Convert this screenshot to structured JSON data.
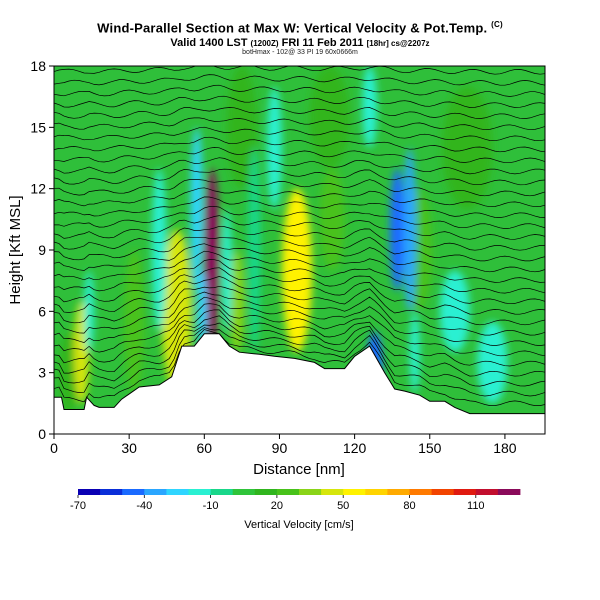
{
  "header": {
    "title": "Wind-Parallel Section at Max W: Vertical Velocity & Pot.Temp.",
    "title_mark": "(C)",
    "valid_line": "Valid 1400 LST",
    "valid_utc": "(1200Z)",
    "valid_date": "FRI 11 Feb 2011",
    "valid_run": "[18hr] cs@2207z",
    "sub_line": "botHmax - 102@ 33 PI 19 60x0666m"
  },
  "chart_data": {
    "type": "heatmap",
    "xlabel": "Distance [nm]",
    "ylabel": "Height [Kft MSL]",
    "xlim": [
      0,
      196
    ],
    "ylim": [
      0,
      18
    ],
    "xticks": [
      "0",
      "30",
      "60",
      "90",
      "120",
      "150",
      "180"
    ],
    "yticks": [
      "0",
      "3",
      "6",
      "9",
      "12",
      "15",
      "18"
    ],
    "colorbar": {
      "label": "Vertical Velocity [cm/s]",
      "tick_labels": [
        "-70",
        "-40",
        "-10",
        "20",
        "50",
        "80",
        "110"
      ],
      "colors": [
        "#0a00b4",
        "#0a2ed8",
        "#1a6aff",
        "#2aa6ff",
        "#2fd5ff",
        "#2af0d2",
        "#19d78a",
        "#2fc43a",
        "#30b51e",
        "#48c21a",
        "#8ad418",
        "#d6e60c",
        "#fff200",
        "#ffd400",
        "#ffaa00",
        "#ff7a00",
        "#f24400",
        "#e01a10",
        "#c20e2e",
        "#8a0a5a"
      ]
    },
    "terrain_profile_kft": [
      [
        0,
        1.8
      ],
      [
        3,
        1.8
      ],
      [
        4,
        1.2
      ],
      [
        8,
        1.2
      ],
      [
        12,
        1.2
      ],
      [
        13,
        1.8
      ],
      [
        16,
        1.4
      ],
      [
        18,
        1.3
      ],
      [
        20,
        1.3
      ],
      [
        24,
        1.3
      ],
      [
        27,
        1.7
      ],
      [
        34,
        2.3
      ],
      [
        42,
        2.4
      ],
      [
        47,
        2.8
      ],
      [
        51,
        4.3
      ],
      [
        56,
        4.3
      ],
      [
        60,
        4.9
      ],
      [
        66,
        4.9
      ],
      [
        70,
        4.3
      ],
      [
        74,
        4.0
      ],
      [
        82,
        3.9
      ],
      [
        88,
        3.8
      ],
      [
        96,
        3.7
      ],
      [
        104,
        3.5
      ],
      [
        108,
        3.2
      ],
      [
        116,
        3.2
      ],
      [
        120,
        3.8
      ],
      [
        126,
        4.3
      ],
      [
        132,
        3.0
      ],
      [
        136,
        2.2
      ],
      [
        140,
        2.1
      ],
      [
        146,
        1.9
      ],
      [
        150,
        1.6
      ],
      [
        156,
        1.6
      ],
      [
        160,
        1.3
      ],
      [
        166,
        1.0
      ],
      [
        172,
        1.0
      ],
      [
        180,
        1.0
      ],
      [
        186,
        1.0
      ],
      [
        191,
        1.0
      ],
      [
        196,
        1.0
      ]
    ],
    "updraft_regions": [
      {
        "x": 6,
        "y": 3.0,
        "wx": 4,
        "hy": 2.0,
        "w": 15
      },
      {
        "x": 11,
        "y": 4.0,
        "wx": 3,
        "hy": 2.5,
        "w": 40
      },
      {
        "x": 32,
        "y": 5.5,
        "wx": 4,
        "hy": 3.5,
        "w": 25
      },
      {
        "x": 49,
        "y": 6.0,
        "wx": 6,
        "hy": 4.0,
        "w": 45
      },
      {
        "x": 63,
        "y": 8.5,
        "wx": 3,
        "hy": 4.5,
        "w": 120
      },
      {
        "x": 73,
        "y": 6.5,
        "wx": 3,
        "hy": 2.5,
        "w": 30
      },
      {
        "x": 97,
        "y": 8.0,
        "wx": 6,
        "hy": 4.0,
        "w": 55
      },
      {
        "x": 111,
        "y": 10.5,
        "wx": 5,
        "hy": 2.5,
        "w": 25
      },
      {
        "x": 145,
        "y": 9.0,
        "wx": 6,
        "hy": 3.0,
        "w": 25
      },
      {
        "x": 110,
        "y": 15.5,
        "wx": 8,
        "hy": 2.5,
        "w": 15
      },
      {
        "x": 75,
        "y": 15.0,
        "wx": 6,
        "hy": 3.0,
        "w": 15
      },
      {
        "x": 165,
        "y": 14.0,
        "wx": 10,
        "hy": 3.0,
        "w": 18
      }
    ],
    "downdraft_regions": [
      {
        "x": 14,
        "y": 6.0,
        "wx": 2,
        "hy": 2.0,
        "w": -20
      },
      {
        "x": 42,
        "y": 9.0,
        "wx": 3,
        "hy": 4.0,
        "w": -12
      },
      {
        "x": 57,
        "y": 11.0,
        "wx": 2.5,
        "hy": 4.0,
        "w": -22
      },
      {
        "x": 59,
        "y": 6.0,
        "wx": 2,
        "hy": 2.0,
        "w": -22
      },
      {
        "x": 69,
        "y": 8.0,
        "wx": 2,
        "hy": 3.0,
        "w": -15
      },
      {
        "x": 80,
        "y": 9.0,
        "wx": 2.5,
        "hy": 5.0,
        "w": -10
      },
      {
        "x": 88,
        "y": 14.0,
        "wx": 3,
        "hy": 3.0,
        "w": -12
      },
      {
        "x": 128,
        "y": 3.5,
        "wx": 3,
        "hy": 1.5,
        "w": -45
      },
      {
        "x": 137,
        "y": 10.0,
        "wx": 3,
        "hy": 3.0,
        "w": -45
      },
      {
        "x": 142,
        "y": 10.0,
        "wx": 2.5,
        "hy": 4.0,
        "w": -35
      },
      {
        "x": 144,
        "y": 4.0,
        "wx": 2,
        "hy": 2.0,
        "w": -20
      },
      {
        "x": 160,
        "y": 6.0,
        "wx": 6,
        "hy": 2.0,
        "w": -18
      },
      {
        "x": 175,
        "y": 3.5,
        "wx": 6,
        "hy": 2.0,
        "w": -12
      },
      {
        "x": 126,
        "y": 16.0,
        "wx": 3,
        "hy": 2.0,
        "w": -15
      }
    ]
  }
}
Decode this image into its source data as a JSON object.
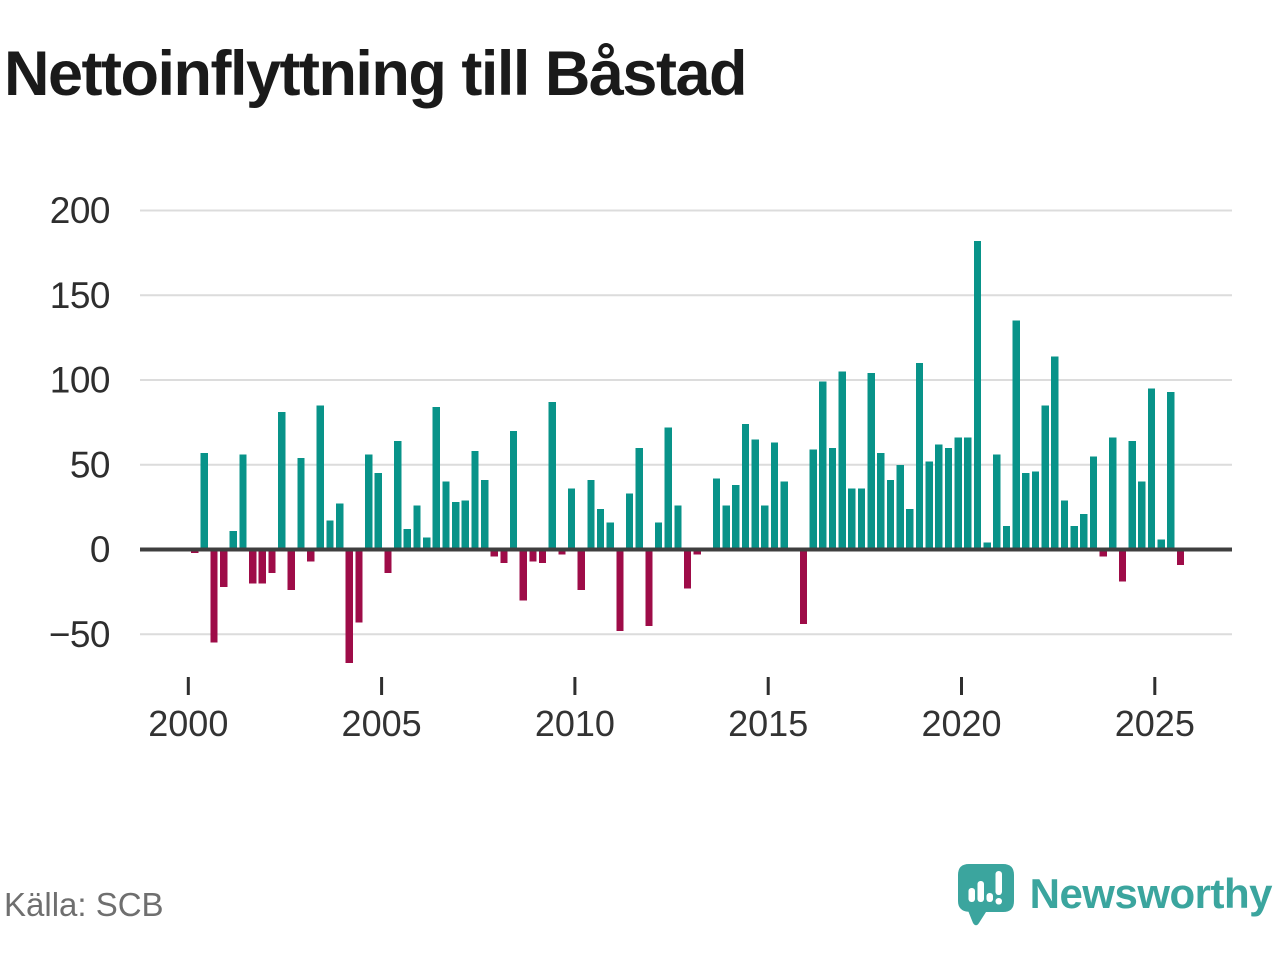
{
  "title": "Nettoinflyttning till Båstad",
  "source": "Källa: SCB",
  "branding": {
    "logo_text": "Newsworthy",
    "logo_color": "#3ba59e"
  },
  "colors": {
    "positive_bar": "#089389",
    "negative_bar": "#9e0c48",
    "gridline": "#dcdcdc",
    "zero_line": "#3f3f3f",
    "tick_mark": "#2f2f2f",
    "axis_label": "#333333",
    "title_text": "#1a1a1a",
    "source_text": "#6f6f6f",
    "background": "#ffffff"
  },
  "chart_data": {
    "type": "bar",
    "title": "Nettoinflyttning till Båstad",
    "frequency": "quarterly",
    "start": "2000 Q1",
    "end": "2025 Q3",
    "grid": true,
    "ylim": [
      -75,
      215
    ],
    "x_ticks": [
      {
        "label": "2000"
      },
      {
        "label": "2005"
      },
      {
        "label": "2010"
      },
      {
        "label": "2015"
      },
      {
        "label": "2020"
      },
      {
        "label": "2025"
      }
    ],
    "y_ticks": [
      {
        "label": "200",
        "value": 200
      },
      {
        "label": "150",
        "value": 150
      },
      {
        "label": "100",
        "value": 100
      },
      {
        "label": "50",
        "value": 50
      },
      {
        "label": "0",
        "value": 0
      },
      {
        "label": "−50",
        "value": -50
      }
    ],
    "series": [
      {
        "name": "Nettoinflyttning",
        "values": [
          -2,
          57,
          -55,
          -22,
          11,
          56,
          -20,
          -20,
          -14,
          81,
          -24,
          54,
          -7,
          85,
          17,
          27,
          -67,
          -43,
          56,
          45,
          -14,
          64,
          12,
          26,
          7,
          84,
          40,
          28,
          29,
          58,
          41,
          -4,
          -8,
          70,
          -30,
          -7,
          -8,
          87,
          -3,
          36,
          -24,
          41,
          24,
          16,
          -48,
          33,
          60,
          -45,
          16,
          72,
          26,
          -23,
          -3,
          0,
          42,
          26,
          38,
          74,
          65,
          26,
          63,
          40,
          0,
          -44,
          59,
          99,
          60,
          105,
          36,
          36,
          104,
          57,
          41,
          50,
          24,
          110,
          52,
          62,
          60,
          66,
          66,
          182,
          4,
          56,
          14,
          135,
          45,
          46,
          85,
          114,
          29,
          14,
          21,
          55,
          -4,
          66,
          -19,
          64,
          40,
          95,
          6,
          93,
          -9
        ]
      }
    ]
  }
}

· · ·

> SET PROBLEM:
Scan the listing above for the word "this" and copy every line that holds it.

> OUTPUT OF THE TASK:
Convert this screenshot to structured JSON data.
Decode this image into its source data as a JSON object.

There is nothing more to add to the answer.